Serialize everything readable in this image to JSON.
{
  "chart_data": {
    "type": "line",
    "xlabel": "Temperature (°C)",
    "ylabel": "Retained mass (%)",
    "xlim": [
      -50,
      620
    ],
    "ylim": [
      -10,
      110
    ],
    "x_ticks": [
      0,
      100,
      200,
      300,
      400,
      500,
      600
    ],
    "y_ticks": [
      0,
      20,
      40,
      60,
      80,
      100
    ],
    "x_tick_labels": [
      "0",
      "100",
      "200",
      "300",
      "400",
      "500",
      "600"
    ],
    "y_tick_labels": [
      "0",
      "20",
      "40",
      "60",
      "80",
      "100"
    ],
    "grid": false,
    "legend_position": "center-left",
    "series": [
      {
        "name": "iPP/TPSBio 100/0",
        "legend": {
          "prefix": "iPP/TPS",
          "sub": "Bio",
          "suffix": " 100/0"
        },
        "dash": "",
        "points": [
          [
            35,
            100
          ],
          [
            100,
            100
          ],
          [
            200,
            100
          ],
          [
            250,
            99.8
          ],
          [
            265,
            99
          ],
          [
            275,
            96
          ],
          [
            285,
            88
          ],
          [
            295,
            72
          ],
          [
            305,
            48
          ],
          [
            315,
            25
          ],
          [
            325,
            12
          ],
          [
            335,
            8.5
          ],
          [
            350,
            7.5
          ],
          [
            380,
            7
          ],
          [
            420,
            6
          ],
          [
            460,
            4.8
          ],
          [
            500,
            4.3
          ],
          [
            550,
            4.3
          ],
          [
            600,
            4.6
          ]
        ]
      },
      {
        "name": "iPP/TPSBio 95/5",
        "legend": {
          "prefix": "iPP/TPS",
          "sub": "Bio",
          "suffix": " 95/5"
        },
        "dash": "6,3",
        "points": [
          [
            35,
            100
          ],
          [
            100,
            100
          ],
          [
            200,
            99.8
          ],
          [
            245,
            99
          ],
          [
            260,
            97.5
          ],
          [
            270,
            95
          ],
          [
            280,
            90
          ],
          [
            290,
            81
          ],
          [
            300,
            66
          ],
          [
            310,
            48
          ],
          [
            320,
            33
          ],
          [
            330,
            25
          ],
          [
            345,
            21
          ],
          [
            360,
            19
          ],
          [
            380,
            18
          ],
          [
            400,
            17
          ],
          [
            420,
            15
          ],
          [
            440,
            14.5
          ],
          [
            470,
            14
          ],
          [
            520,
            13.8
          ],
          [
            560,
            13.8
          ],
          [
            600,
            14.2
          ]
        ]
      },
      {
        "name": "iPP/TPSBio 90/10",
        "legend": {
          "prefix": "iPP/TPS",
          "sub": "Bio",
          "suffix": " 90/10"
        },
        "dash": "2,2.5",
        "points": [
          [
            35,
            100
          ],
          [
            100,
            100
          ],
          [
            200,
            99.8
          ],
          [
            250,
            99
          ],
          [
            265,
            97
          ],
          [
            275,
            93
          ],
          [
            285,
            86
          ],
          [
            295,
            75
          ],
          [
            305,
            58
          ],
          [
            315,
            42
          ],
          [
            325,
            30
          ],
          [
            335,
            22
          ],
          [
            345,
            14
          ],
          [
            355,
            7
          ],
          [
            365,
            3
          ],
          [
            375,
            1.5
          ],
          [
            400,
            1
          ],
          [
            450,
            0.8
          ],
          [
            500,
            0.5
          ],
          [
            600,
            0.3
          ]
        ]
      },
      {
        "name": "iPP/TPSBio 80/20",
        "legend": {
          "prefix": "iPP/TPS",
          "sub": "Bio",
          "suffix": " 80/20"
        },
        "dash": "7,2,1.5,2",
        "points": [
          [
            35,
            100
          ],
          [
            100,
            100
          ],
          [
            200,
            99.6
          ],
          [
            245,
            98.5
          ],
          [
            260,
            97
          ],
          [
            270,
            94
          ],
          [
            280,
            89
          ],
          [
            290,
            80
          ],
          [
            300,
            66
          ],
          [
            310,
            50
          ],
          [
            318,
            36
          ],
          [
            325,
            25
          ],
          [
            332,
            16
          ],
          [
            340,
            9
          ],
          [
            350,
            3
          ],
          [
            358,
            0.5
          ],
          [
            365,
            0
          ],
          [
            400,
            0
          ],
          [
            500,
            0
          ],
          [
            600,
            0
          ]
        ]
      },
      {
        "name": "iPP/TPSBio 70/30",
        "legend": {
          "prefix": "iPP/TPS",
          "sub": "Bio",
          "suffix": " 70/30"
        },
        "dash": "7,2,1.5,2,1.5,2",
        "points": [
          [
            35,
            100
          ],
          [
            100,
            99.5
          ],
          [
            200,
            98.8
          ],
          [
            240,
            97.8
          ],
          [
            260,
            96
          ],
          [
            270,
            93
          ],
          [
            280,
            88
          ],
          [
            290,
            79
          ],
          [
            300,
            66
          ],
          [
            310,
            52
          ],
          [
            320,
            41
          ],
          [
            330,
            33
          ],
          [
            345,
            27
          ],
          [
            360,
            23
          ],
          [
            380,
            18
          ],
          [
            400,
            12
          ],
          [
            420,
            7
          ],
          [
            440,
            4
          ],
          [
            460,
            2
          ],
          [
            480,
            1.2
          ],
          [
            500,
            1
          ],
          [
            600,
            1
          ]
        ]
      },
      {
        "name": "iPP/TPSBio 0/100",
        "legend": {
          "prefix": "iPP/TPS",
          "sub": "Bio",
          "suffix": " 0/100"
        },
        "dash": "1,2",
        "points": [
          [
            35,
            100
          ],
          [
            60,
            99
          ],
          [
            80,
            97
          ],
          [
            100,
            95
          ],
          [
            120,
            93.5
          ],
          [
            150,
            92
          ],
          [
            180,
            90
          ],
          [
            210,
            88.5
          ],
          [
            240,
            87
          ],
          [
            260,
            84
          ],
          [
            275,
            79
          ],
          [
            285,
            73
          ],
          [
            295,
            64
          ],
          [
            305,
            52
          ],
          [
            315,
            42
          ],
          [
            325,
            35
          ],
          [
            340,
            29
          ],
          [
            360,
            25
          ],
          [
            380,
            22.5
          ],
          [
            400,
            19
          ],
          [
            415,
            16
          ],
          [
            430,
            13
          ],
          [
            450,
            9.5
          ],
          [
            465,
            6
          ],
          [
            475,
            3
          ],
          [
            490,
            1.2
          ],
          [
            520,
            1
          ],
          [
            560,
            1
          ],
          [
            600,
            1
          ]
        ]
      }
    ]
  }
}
==
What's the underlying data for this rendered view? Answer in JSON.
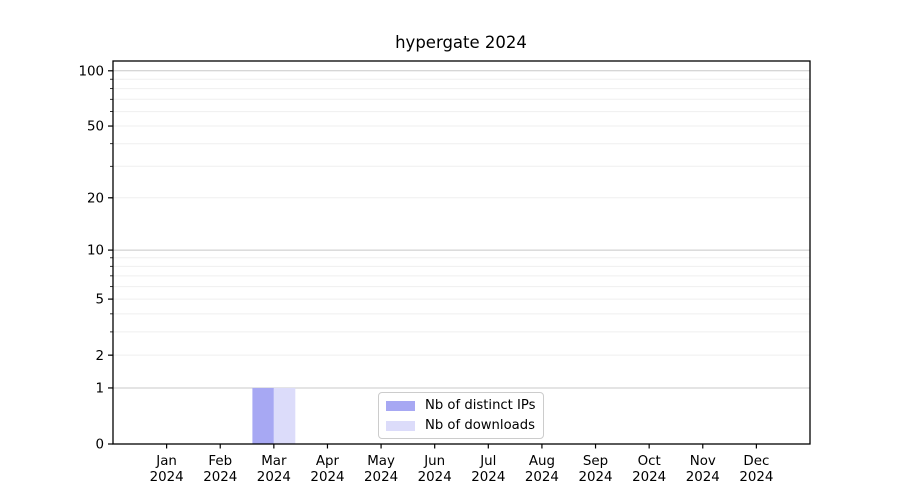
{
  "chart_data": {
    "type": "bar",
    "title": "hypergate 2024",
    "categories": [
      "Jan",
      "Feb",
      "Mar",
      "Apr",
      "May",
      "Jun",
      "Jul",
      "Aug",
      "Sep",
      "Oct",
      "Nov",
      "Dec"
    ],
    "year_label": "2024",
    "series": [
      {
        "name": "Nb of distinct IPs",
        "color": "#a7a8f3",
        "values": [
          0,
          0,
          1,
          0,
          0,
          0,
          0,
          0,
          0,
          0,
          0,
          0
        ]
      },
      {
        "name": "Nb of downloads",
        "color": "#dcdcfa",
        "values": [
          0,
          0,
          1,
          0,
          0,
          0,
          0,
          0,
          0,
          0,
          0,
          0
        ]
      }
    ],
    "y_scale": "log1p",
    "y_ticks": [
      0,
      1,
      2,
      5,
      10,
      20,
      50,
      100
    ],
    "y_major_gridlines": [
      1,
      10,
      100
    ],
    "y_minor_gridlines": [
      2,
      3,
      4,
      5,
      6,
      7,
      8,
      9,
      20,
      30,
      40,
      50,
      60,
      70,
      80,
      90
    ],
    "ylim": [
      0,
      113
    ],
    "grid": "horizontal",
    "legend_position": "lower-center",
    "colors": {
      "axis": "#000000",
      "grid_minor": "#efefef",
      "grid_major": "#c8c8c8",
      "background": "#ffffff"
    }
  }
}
==
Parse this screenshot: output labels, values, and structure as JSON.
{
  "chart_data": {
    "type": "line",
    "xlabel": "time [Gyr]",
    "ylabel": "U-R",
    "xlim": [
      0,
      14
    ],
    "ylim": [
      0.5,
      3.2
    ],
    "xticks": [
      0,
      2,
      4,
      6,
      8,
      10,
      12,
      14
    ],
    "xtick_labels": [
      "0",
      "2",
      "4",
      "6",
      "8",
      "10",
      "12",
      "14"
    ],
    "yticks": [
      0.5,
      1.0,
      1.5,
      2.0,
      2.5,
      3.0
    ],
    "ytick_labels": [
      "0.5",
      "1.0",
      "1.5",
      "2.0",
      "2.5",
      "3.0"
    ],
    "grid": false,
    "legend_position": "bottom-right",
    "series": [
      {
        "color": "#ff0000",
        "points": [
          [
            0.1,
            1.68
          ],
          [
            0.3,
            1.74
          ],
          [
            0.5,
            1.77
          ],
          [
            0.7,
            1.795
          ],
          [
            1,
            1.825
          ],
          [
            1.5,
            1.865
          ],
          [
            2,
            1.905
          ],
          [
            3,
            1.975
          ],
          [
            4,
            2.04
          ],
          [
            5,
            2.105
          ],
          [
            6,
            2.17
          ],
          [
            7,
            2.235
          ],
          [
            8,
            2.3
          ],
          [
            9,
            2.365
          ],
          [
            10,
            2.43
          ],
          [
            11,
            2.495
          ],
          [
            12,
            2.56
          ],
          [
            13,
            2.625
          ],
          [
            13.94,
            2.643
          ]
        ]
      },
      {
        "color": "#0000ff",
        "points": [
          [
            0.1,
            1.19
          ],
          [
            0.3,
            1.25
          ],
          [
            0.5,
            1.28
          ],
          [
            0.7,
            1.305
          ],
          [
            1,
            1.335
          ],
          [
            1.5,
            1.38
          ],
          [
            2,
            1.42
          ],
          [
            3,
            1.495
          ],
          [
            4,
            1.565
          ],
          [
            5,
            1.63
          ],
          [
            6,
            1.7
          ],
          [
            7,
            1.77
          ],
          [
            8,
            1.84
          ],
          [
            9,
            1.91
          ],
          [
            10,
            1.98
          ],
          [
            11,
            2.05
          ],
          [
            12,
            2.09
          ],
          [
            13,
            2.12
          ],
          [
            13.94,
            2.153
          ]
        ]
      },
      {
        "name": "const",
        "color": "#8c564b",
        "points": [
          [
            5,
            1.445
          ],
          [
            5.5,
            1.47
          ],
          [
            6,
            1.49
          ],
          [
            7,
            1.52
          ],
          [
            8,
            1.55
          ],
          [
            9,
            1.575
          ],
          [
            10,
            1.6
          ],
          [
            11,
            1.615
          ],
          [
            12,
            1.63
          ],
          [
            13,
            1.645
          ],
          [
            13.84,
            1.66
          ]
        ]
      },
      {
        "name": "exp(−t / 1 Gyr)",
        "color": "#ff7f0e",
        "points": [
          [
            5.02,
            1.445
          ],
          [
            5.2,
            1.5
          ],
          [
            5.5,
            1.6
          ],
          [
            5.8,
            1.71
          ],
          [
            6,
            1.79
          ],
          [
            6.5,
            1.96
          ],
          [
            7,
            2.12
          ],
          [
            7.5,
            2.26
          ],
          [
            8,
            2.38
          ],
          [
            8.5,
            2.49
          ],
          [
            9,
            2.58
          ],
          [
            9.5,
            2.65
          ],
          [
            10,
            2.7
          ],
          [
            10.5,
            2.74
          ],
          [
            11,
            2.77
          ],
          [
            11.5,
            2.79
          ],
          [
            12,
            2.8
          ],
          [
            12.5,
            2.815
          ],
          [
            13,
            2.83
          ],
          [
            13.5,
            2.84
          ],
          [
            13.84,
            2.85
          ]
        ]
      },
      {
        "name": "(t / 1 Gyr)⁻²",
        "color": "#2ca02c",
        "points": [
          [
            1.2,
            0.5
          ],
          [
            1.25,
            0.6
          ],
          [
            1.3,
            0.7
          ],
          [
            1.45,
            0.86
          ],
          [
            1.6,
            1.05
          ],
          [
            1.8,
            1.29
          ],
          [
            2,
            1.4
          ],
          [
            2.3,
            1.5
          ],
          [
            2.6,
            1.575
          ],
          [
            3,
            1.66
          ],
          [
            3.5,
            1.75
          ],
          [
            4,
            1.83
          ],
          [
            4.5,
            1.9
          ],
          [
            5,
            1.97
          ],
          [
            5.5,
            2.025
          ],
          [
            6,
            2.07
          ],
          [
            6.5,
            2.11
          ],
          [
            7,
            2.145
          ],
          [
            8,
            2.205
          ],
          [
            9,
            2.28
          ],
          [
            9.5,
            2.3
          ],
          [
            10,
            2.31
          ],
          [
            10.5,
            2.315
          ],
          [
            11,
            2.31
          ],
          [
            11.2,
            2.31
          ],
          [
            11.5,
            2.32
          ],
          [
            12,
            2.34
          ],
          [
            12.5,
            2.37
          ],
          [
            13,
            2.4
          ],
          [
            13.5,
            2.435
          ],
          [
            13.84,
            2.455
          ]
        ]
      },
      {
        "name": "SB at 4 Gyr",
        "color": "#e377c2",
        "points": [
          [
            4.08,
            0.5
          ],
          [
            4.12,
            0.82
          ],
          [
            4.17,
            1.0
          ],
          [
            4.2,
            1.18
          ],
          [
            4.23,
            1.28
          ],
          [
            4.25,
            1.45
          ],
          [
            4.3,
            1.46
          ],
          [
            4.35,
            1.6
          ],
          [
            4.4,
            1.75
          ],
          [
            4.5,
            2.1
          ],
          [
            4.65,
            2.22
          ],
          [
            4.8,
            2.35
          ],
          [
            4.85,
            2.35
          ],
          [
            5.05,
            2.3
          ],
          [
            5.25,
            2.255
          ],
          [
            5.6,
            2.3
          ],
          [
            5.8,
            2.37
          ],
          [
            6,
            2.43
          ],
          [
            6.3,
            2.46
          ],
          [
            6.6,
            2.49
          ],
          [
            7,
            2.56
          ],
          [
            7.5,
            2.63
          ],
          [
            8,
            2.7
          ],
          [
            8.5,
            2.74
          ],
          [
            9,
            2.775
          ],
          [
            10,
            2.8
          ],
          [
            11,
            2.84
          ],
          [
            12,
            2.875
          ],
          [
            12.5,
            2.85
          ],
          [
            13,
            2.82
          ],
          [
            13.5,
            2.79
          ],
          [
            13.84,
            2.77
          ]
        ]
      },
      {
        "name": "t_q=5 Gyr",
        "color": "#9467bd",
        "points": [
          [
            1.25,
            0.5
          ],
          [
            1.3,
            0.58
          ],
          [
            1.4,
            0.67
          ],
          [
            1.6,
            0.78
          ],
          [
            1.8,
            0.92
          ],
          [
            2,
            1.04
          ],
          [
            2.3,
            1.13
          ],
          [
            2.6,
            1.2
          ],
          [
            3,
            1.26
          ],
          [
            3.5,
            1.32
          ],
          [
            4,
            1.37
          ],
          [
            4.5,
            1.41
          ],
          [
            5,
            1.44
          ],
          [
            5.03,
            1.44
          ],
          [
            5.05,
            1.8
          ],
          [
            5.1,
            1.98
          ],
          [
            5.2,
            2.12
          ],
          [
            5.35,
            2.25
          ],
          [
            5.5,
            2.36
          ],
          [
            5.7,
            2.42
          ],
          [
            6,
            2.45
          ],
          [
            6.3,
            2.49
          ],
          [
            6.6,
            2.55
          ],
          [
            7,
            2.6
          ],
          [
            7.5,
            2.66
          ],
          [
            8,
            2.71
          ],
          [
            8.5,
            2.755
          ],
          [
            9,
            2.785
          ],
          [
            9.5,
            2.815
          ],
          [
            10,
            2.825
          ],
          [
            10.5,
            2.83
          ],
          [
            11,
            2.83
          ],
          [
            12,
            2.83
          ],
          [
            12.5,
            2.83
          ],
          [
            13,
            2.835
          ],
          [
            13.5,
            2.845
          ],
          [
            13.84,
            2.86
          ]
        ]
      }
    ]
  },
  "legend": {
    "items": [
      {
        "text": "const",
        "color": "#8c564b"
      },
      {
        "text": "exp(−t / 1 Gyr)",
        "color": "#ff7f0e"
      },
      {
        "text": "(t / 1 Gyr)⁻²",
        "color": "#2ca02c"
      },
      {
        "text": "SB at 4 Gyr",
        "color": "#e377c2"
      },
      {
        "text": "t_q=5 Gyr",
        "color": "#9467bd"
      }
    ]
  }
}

Work to complete:
Above are the records. Copy every line in them holding "TPSBio".

Reply:
        "name": "iPP/TPSBio 100/0",
        "name": "iPP/TPSBio 95/5",
        "name": "iPP/TPSBio 90/10",
        "name": "iPP/TPSBio 80/20",
        "name": "iPP/TPSBio 70/30",
        "name": "iPP/TPSBio 0/100",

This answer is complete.